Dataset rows
##############################

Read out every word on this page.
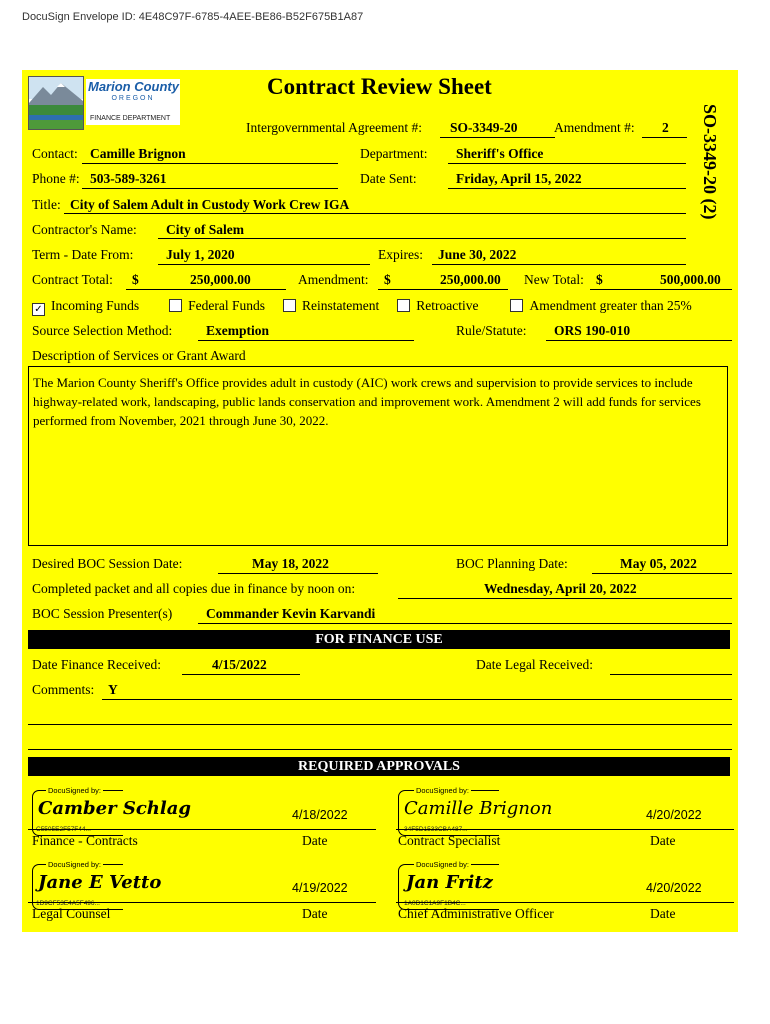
DocuSign Envelope ID: 4E48C97F-6785-4AEE-BE86-B52F675B1A87
Marion County
OREGON
FINANCE DEPARTMENT
Contract Review Sheet
SO-3349-20 (2)
Intergovernmental Agreement #: SO-3349-20	Amendment #: 2
Contact: Camille Brignon	Department: Sheriff's Office
Phone #: 503-589-3261	Date Sent:	Friday, April 15, 2022
Title: City of Salem Adult in Custody Work Crew IGA
Contractor's Name: City of Salem
Term - Date From: July 1, 2020	Expires: June 30, 2022
Contract Total: $	250,000.00	Amendment: $	250,000.00 New Total: $	500,000.00
✓ Incoming Funds	Federal Funds	Reinstatement	Retroactive	Amendment greater than 25%
Source Selection Method:	Exemption	Rule/Statute: ORS 190-010
Description of Services or Grant Award
The Marion County Sheriff's Office provides adult in custody (AIC) work crews and supervision to provide services to include highway-related work, landscaping, public lands conservation and improvement work. Amendment 2 will add funds for services performed from November, 2021 through June 30, 2022.
Desired BOC Session Date:	May 18, 2022	BOC Planning Date:	May 05, 2022
Completed packet and all copies due in finance by noon on:	Wednesday, April 20, 2022
BOC Session Presenter(s)	Commander Kevin Karvandi
FOR FINANCE USE
Date Finance Received:	4/15/2022	Date Legal Received:
Comments: Y
REQUIRED APPROVALS
DocuSigned by:
Camber Schlag
C5505E2F57F44...
4/18/2022
Finance - Contracts	Date
DocuSigned by:
Camille Brignon
34F5D1533CBA487...
4/20/2022
Contract Specialist	Date
DocuSigned by:
Jane E Vetto
1D9CF53E4A5F496...
4/19/2022
Legal Counsel	Date
DocuSigned by:
Jan Fritz
1A0D1C1A9F1B4C...
4/20/2022
Chief Administrative Officer	Date
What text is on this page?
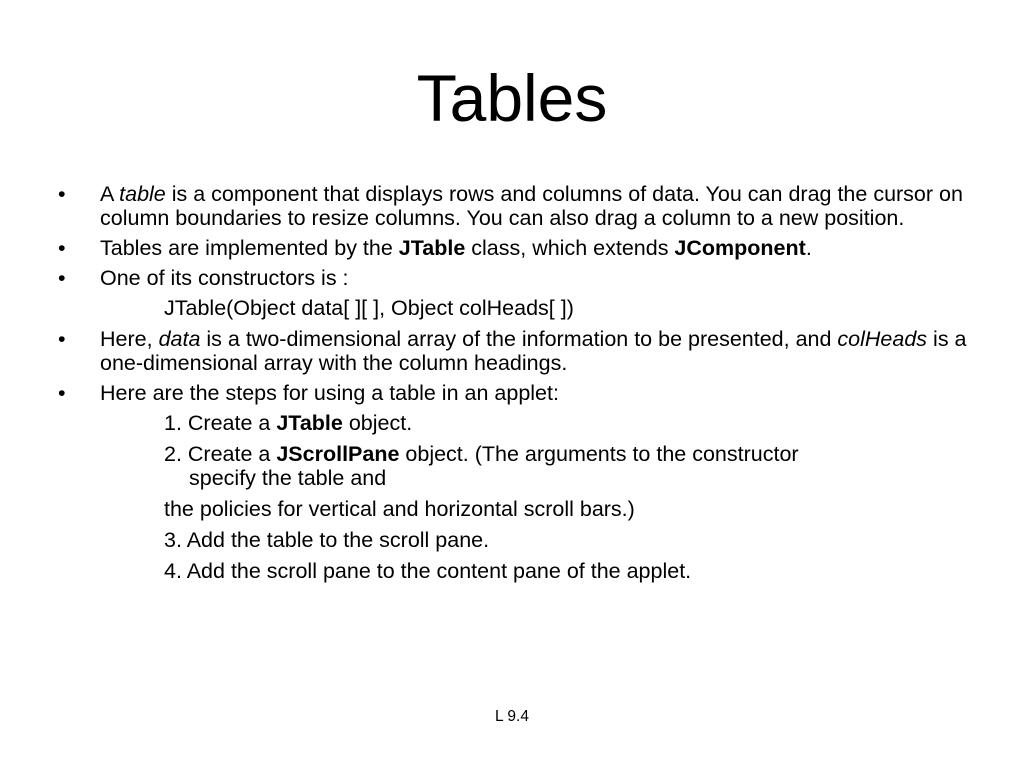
Tables
• A table is a component that displays rows and columns of data. You can drag the cursor on column boundaries to resize columns. You can also drag a column to a new position.
• Tables are implemented by the JTable class, which extends JComponent.
• One of its constructors is :
JTable(Object data[ ][ ], Object colHeads[ ])
• Here, data is a two-dimensional array of the information to be presented, and colHeads is a one-dimensional array with the column headings.
• Here are the steps for using a table in an applet:
1. Create a JTable object.
2. Create a JScrollPane object. (The arguments to the constructor
specify the table and
the policies for vertical and horizontal scroll bars.)
3. Add the table to the scroll pane.
4. Add the scroll pane to the content pane of the applet.
L 9.4
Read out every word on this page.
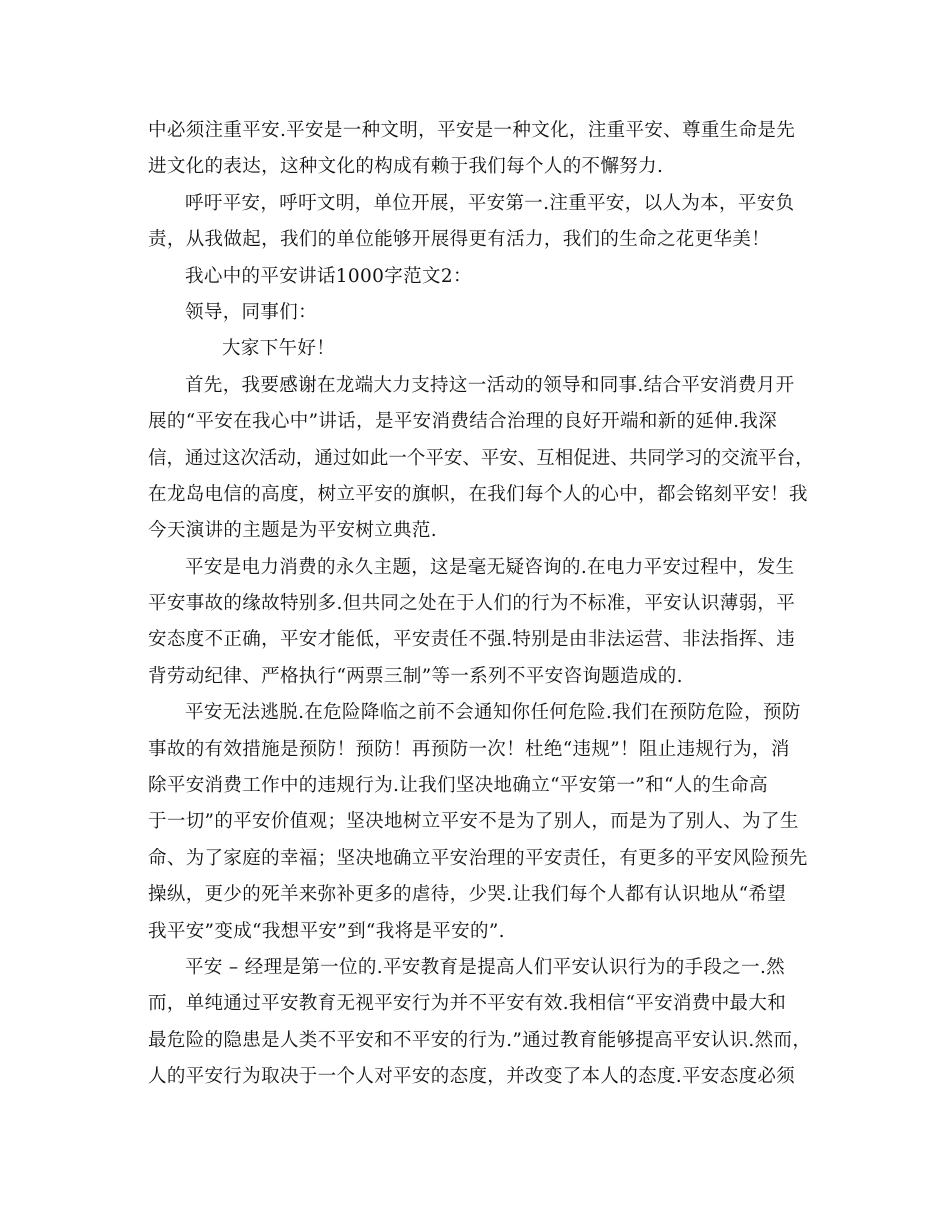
中必须注重平安.平安是一种文明，平安是一种文化，注重平安、尊重生命是先
进文化的表达，这种文化的构成有赖于我们每个人的不懈努力.
呼吁平安，呼吁文明，单位开展，平安第一.注重平安，以人为本，平安负
责，从我做起，我们的单位能够开展得更有活力，我们的生命之花更华美！
我心中的平安讲话1000字范文2：
领导，同事们：
大家下午好！
首先，我要感谢在龙端大力支持这一活动的领导和同事.结合平安消费月开
展的“平安在我心中”讲话，是平安消费结合治理的良好开端和新的延伸.我深
信，通过这次活动，通过如此一个平安、平安、互相促进、共同学习的交流平台，
在龙岛电信的高度，树立平安的旗帜，在我们每个人的心中，都会铭刻平安！我
今天演讲的主题是为平安树立典范.
平安是电力消费的永久主题，这是毫无疑咨询的.在电力平安过程中，发生
平安事故的缘故特别多.但共同之处在于人们的行为不标准，平安认识薄弱，平
安态度不正确，平安才能低，平安责任不强.特别是由非法运营、非法指挥、违
背劳动纪律、严格执行“两票三制”等一系列不平安咨询题造成的.
平安无法逃脱.在危险降临之前不会通知你任何危险.我们在预防危险，预防
事故的有效措施是预防！预防！再预防一次！杜绝“违规”！阻止违规行为，消
除平安消费工作中的违规行为.让我们坚决地确立“平安第一”和“人的生命高
于一切”的平安价值观；坚决地树立平安不是为了别人，而是为了别人、为了生
命、为了家庭的幸福；坚决地确立平安治理的平安责任，有更多的平安风险预先
操纵，更少的死羊来弥补更多的虐待，少哭.让我们每个人都有认识地从“希望
我平安”变成“我想平安”到“我将是平安的”.
平安 – 经理是第一位的.平安教育是提高人们平安认识行为的手段之一.然
而，单纯通过平安教育无视平安行为并不平安有效.我相信“平安消费中最大和
最危险的隐患是人类不平安和不平安的行为.”通过教育能够提高平安认识.然而，
人的平安行为取决于一个人对平安的态度，并改变了本人的态度.平安态度必须
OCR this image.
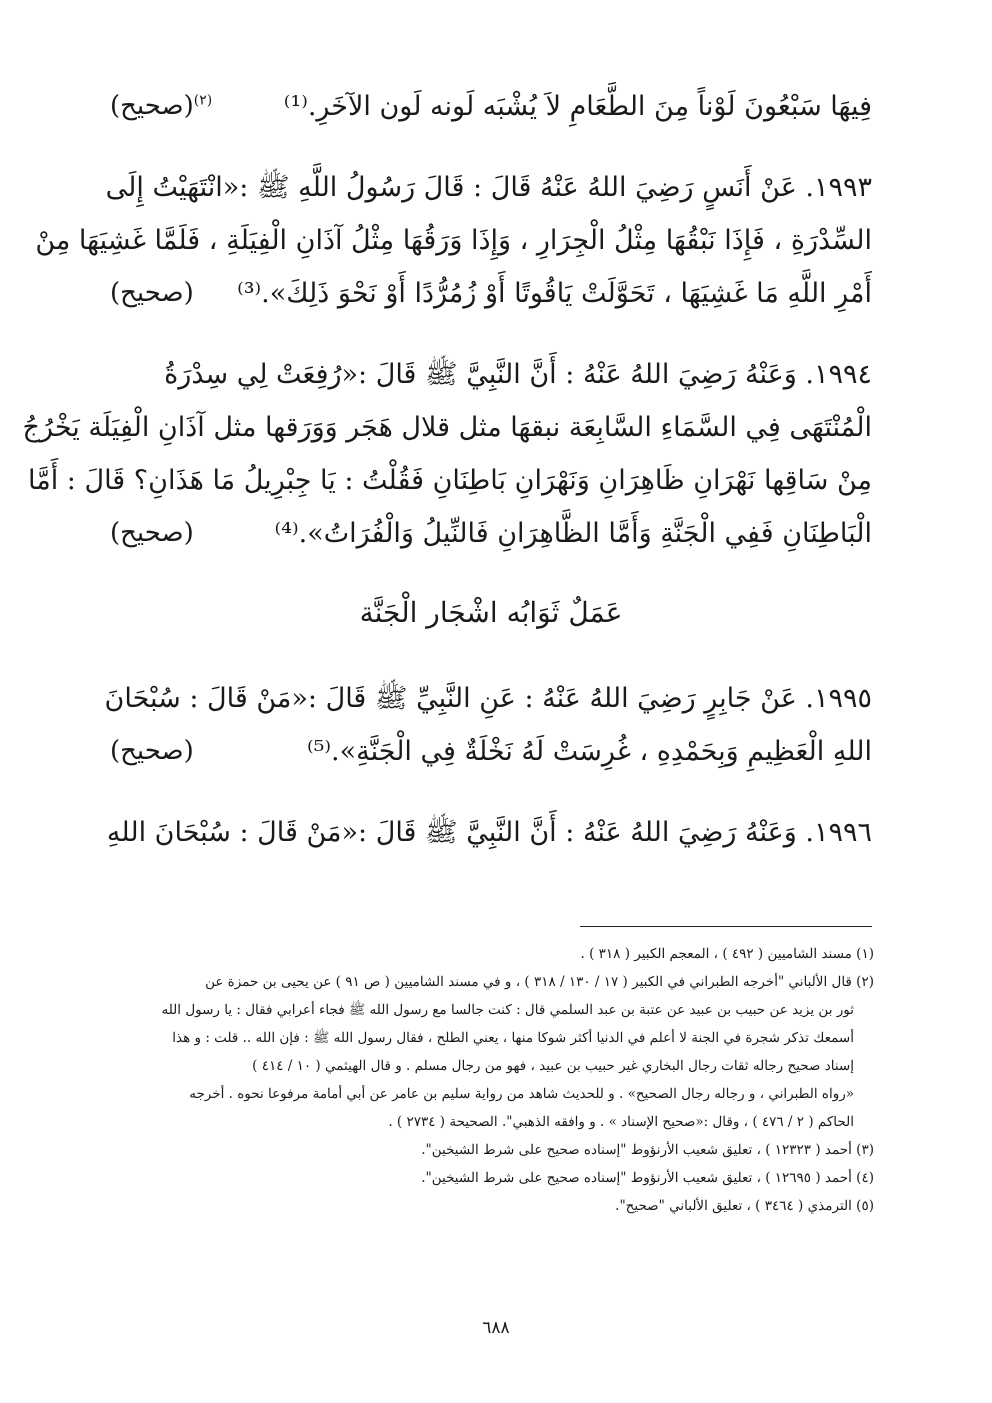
فِيهَا سَبْعُونَ لَوْناً مِنَ الطَّعَامِ لاَ يُشْبَه لَونه لَون الآخَرِ.⁽¹⁾
$^{(٢)}$(صحيح)
١٩٩٣. عَنْ أَنَسٍ رَضِيَ اللهُ عَنْهُ قَالَ : قَالَ رَسُولُ اللَّهِ ﷺ :«انْتَهَيْتُ إِلَى
السِّدْرَةِ ، فَإِذَا نَبْقُهَا مِثْلُ الْجِرَارِ ، وَإِذَا وَرَقُهَا مِثْلُ آذَانِ الْفِيَلَةِ ، فَلَمَّا غَشِيَهَا مِنْ
أَمْرِ اللَّهِ مَا غَشِيَهَا ، تَحَوَّلَتْ يَاقُوتًا أَوْ زُمُرُّدًا أَوْ نَحْوَ ذَلِكَ».⁽³⁾
(صحيح)
١٩٩٤. وَعَنْهُ رَضِيَ اللهُ عَنْهُ : أَنَّ النَّبِيَّ ﷺ قَالَ :«رُفِعَتْ لِي سِدْرَةُ
الْمُنْتَهَى فِي السَّمَاءِ السَّابِعَة نبقهَا مثل قلال هَجَر وَوَرَقها مثل آذَانِ الْفِيَلَة يَخْرُجُ
مِنْ سَاقِها نَهْرَانِ ظَاهِرَانِ وَنَهْرَانِ بَاطِنَانِ فَقُلْتُ : يَا جِبْرِيلُ مَا هَذَانِ؟ قَالَ : أَمَّا
الْبَاطِنَانِ فَفِي الْجَنَّةِ وَأَمَّا الظَّاهِرَانِ فَالنِّيلُ وَالْفُرَاتُ».⁽⁴⁾
(صحيح)
عَمَلٌ ثَوَابُه اشْجَار الْجَنَّة
١٩٩٥. عَنْ جَابِرٍ رَضِيَ اللهُ عَنْهُ : عَنِ النَّبِيِّ ﷺ قَالَ :«مَنْ قَالَ : سُبْحَانَ
اللهِ الْعَظِيمِ وَبِحَمْدِهِ ، غُرِسَتْ لَهُ نَخْلَةٌ فِي الْجَنَّةِ».⁽⁵⁾
(صحيح)
١٩٩٦. وَعَنْهُ رَضِيَ اللهُ عَنْهُ : أَنَّ النَّبِيَّ ﷺ قَالَ :«مَنْ قَالَ : سُبْحَانَ اللهِ
(١) مسند الشاميين ( ٤٩٢ ) ، المعجم الكبير ( ٣١٨ ) .
(٢) قال الألباني "أخرجه الطبراني في الكبير ( ١٧ / ١٣٠ / ٣١٨ ) ، و في مسند الشاميين ( ص ٩١ ) عن يحيى بن حمزة عن
ثور بن يزيد عن حبيب بن عبيد عن عتبة بن عبد السلمي قال : كنت جالسا مع رسول الله ﷺ فجاء أعرابي فقال : يا رسول الله
أسمعك تذكر شجرة في الجنة لا أعلم في الدنيا أكثر شوكا منها ، يعني الطلح ، فقال رسول الله ﷺ : فإن الله .. قلت : و هذا
إسناد صحيح رجاله ثقات رجال البخاري غير حبيب بن عبيد ، فهو من رجال مسلم . و قال الهيثمي ( ١٠ / ٤١٤ )
«رواه الطبراني ، و رجاله رجال الصحيح» . و للحديث شاهد من رواية سليم بن عامر عن أبي أمامة مرفوعا نحوه . أخرجه
الحاكم ( ٢ / ٤٧٦ ) ، وقال :«صحيح الإسناد » . و وافقه الذهبي". الصحيحة ( ٢٧٣٤ ) .
(٣) أحمد ( ١٢٣٢٣ ) ، تعليق شعيب الأرنؤوط "إسناده صحيح على شرط الشيخين".
(٤) أحمد ( ١٢٦٩٥ ) ، تعليق شعيب الأرنؤوط "إسناده صحيح على شرط الشيخين".
(٥) الترمذي ( ٣٤٦٤ ) ، تعليق الألباني "صحيح".
٦٨٨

##############################

Problem details: Report only the number of lines that hold the word "applet".

Output of the task: 2